● **GIVEN INSTRUCTION**:
Give back, word for word, every line of the listing from its first line down to the line containing "The fourth transmitter 24 is at (547, 400).", with both of those lines included.

Stored entries
-- begin --

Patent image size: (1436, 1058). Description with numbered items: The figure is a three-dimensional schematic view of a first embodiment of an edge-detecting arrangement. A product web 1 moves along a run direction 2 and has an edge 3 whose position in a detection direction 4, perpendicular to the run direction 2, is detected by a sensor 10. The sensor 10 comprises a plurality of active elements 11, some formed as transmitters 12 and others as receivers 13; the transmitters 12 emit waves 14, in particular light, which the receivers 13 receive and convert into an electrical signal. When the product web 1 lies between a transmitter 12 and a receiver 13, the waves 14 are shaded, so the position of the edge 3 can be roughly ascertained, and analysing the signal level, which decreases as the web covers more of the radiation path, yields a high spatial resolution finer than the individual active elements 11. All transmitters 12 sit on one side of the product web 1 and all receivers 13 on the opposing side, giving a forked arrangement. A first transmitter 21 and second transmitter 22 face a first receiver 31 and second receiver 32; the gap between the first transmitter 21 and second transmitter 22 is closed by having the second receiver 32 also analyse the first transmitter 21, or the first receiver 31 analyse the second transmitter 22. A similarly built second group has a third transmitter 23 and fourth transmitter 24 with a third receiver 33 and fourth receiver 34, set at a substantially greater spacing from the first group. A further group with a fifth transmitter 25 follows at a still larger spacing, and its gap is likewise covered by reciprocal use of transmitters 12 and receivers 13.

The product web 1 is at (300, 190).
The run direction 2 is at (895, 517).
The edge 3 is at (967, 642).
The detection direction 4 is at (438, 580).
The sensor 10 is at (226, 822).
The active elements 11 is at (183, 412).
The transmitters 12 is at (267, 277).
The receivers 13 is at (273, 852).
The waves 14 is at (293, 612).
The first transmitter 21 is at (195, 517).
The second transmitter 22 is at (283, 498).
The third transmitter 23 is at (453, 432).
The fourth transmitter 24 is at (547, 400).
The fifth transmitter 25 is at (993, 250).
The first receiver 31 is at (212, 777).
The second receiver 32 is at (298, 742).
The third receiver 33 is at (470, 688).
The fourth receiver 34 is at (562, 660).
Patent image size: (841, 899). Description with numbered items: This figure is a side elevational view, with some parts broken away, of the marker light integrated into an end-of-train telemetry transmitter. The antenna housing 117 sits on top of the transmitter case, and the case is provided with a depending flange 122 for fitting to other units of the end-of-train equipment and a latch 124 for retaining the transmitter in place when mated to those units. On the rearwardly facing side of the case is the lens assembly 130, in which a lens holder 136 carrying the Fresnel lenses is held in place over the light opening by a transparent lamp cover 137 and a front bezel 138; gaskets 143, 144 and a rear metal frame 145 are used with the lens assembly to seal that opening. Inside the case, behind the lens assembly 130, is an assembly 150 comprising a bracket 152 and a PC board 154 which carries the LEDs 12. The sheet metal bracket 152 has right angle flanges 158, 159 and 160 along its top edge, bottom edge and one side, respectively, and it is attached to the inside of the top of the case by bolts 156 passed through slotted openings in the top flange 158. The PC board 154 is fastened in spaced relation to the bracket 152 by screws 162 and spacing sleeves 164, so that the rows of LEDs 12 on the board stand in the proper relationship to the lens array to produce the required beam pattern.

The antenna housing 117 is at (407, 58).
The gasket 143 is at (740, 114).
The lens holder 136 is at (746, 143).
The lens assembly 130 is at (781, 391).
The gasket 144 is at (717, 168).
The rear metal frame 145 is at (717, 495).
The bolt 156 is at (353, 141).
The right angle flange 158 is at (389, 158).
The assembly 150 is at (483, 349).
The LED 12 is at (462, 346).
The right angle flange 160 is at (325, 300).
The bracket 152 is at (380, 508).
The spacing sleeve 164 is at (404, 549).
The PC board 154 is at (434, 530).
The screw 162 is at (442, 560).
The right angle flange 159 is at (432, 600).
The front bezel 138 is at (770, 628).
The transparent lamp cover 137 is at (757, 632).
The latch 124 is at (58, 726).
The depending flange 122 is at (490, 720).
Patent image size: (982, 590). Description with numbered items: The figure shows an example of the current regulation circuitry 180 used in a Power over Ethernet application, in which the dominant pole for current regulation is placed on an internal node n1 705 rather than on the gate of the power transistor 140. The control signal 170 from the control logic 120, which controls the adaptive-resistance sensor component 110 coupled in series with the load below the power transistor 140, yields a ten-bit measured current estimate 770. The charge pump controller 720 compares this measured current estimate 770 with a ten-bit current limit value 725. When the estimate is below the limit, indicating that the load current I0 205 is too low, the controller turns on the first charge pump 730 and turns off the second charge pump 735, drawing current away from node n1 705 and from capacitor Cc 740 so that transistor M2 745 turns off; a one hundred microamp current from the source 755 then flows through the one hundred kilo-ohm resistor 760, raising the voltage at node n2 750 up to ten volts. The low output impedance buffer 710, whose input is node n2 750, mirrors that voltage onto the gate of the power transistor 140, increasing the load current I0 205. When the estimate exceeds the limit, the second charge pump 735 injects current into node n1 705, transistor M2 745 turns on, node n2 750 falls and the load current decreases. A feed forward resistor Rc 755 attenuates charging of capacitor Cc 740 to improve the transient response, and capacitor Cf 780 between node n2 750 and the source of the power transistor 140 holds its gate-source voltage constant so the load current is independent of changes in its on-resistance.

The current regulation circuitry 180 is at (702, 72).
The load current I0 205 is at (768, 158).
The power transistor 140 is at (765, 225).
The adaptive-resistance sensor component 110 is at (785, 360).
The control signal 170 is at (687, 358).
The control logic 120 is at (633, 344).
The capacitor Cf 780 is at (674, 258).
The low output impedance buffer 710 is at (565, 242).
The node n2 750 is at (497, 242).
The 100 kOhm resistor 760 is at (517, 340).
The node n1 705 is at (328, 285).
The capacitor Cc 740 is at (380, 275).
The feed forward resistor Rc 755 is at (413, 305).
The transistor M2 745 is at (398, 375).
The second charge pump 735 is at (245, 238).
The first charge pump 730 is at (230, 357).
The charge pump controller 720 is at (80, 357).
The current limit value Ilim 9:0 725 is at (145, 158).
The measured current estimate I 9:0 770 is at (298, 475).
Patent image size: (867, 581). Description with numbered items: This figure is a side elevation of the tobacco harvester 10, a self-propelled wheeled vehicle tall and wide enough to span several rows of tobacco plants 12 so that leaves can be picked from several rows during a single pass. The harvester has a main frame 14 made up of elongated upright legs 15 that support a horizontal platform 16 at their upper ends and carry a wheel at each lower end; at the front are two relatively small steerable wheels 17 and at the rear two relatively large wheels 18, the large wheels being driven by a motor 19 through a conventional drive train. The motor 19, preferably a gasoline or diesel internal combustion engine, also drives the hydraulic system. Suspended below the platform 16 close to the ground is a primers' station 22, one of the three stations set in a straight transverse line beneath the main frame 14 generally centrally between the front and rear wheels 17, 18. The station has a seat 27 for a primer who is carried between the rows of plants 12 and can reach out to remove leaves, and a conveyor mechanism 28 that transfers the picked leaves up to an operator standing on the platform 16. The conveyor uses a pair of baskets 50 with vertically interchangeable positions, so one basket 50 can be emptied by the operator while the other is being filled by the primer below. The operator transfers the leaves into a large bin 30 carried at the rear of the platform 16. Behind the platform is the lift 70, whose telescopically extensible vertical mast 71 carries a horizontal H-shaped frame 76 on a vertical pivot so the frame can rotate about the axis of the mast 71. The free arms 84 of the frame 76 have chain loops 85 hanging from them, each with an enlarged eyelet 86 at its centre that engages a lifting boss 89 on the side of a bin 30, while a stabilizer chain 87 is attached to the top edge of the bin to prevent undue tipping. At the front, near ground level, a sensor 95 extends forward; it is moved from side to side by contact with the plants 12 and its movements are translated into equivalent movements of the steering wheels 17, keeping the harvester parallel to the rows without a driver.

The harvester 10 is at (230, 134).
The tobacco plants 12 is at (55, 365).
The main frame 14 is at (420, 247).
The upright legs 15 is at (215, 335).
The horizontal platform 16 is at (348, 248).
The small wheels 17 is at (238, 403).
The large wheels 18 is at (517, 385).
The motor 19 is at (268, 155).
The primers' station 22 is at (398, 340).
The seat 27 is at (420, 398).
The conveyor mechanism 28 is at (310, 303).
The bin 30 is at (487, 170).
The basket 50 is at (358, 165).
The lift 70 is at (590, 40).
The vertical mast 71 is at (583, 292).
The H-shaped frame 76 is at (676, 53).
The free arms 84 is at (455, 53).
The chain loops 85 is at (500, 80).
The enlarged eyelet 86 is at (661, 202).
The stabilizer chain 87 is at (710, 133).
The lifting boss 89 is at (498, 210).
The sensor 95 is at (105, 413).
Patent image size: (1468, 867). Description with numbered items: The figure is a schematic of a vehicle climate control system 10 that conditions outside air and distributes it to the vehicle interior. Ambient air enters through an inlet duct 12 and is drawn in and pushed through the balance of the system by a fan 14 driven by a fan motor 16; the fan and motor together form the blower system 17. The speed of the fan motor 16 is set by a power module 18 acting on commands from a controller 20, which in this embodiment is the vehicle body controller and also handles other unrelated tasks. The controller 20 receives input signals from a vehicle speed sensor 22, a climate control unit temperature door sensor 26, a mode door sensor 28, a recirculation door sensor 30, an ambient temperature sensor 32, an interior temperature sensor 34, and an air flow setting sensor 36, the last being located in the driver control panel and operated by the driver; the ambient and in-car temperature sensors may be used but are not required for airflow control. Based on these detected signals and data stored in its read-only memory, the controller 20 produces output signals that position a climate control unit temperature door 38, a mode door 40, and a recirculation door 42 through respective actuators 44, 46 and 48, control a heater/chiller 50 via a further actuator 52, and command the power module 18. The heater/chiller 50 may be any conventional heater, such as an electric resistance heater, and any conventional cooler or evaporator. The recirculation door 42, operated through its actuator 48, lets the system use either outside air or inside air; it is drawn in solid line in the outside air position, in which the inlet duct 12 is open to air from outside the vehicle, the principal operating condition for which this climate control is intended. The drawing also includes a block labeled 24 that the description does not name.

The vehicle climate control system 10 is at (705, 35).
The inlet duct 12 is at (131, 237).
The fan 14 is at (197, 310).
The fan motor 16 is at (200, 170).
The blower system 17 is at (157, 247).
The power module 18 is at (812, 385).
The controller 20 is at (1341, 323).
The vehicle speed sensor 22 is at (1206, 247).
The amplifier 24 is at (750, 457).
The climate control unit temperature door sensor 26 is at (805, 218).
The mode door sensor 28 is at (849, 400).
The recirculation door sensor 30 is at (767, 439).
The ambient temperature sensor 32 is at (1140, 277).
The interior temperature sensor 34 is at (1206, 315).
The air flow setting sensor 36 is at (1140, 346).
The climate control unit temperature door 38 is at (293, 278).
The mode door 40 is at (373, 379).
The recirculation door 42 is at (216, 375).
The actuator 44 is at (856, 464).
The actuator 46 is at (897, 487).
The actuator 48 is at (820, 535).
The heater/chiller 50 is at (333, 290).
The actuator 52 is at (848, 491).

-- end --

● **OUTPUT BELOW**:
Patent image size: (1436, 1058). Description with numbered items: The figure is a three-dimensional schematic view of a first embodiment of an edge-detecting arrangement. A product web 1 moves along a run direction 2 and has an edge 3 whose position in a detection direction 4, perpendicular to the run direction 2, is detected by a sensor 10. The sensor 10 comprises a plurality of active elements 11, some formed as transmitters 12 and others as receivers 13; the transmitters 12 emit waves 14, in particular light, which the receivers 13 receive and convert into an electrical signal. When the product web 1 lies between a transmitter 12 and a receiver 13, the waves 14 are shaded, so the position of the edge 3 can be roughly ascertained, and analysing the signal level, which decreases as the web covers more of the radiation path, yields a high spatial resolution finer than the individual active elements 11. All transmitters 12 sit on one side of the product web 1 and all receivers 13 on the opposing side, giving a forked arrangement. A first transmitter 21 and second transmitter 22 face a first receiver 31 and second receiver 32; the gap between the first transmitter 21 and second transmitter 22 is closed by having the second receiver 32 also analyse the first transmitter 21, or the first receiver 31 analyse the second transmitter 22. A similarly built second group has a third transmitter 23 and fourth transmitter 24 with a third receiver 33 and fourth receiver 34, set at a substantially greater spacing from the first group. A further group with a fifth transmitter 25 follows at a still larger spacing, and its gap is likewise covered by reciprocal use of transmitters 12 and receivers 13.

The product web 1 is at (300, 190).
The run direction 2 is at (895, 517).
The edge 3 is at (967, 642).
The detection direction 4 is at (438, 580).
The sensor 10 is at (226, 822).
The active elements 11 is at (183, 412).
The transmitters 12 is at (267, 277).
The receivers 13 is at (273, 852).
The waves 14 is at (293, 612).
The first transmitter 21 is at (195, 517).
The second transmitter 22 is at (283, 498).
The third transmitter 23 is at (453, 432).
The fourth transmitter 24 is at (547, 400).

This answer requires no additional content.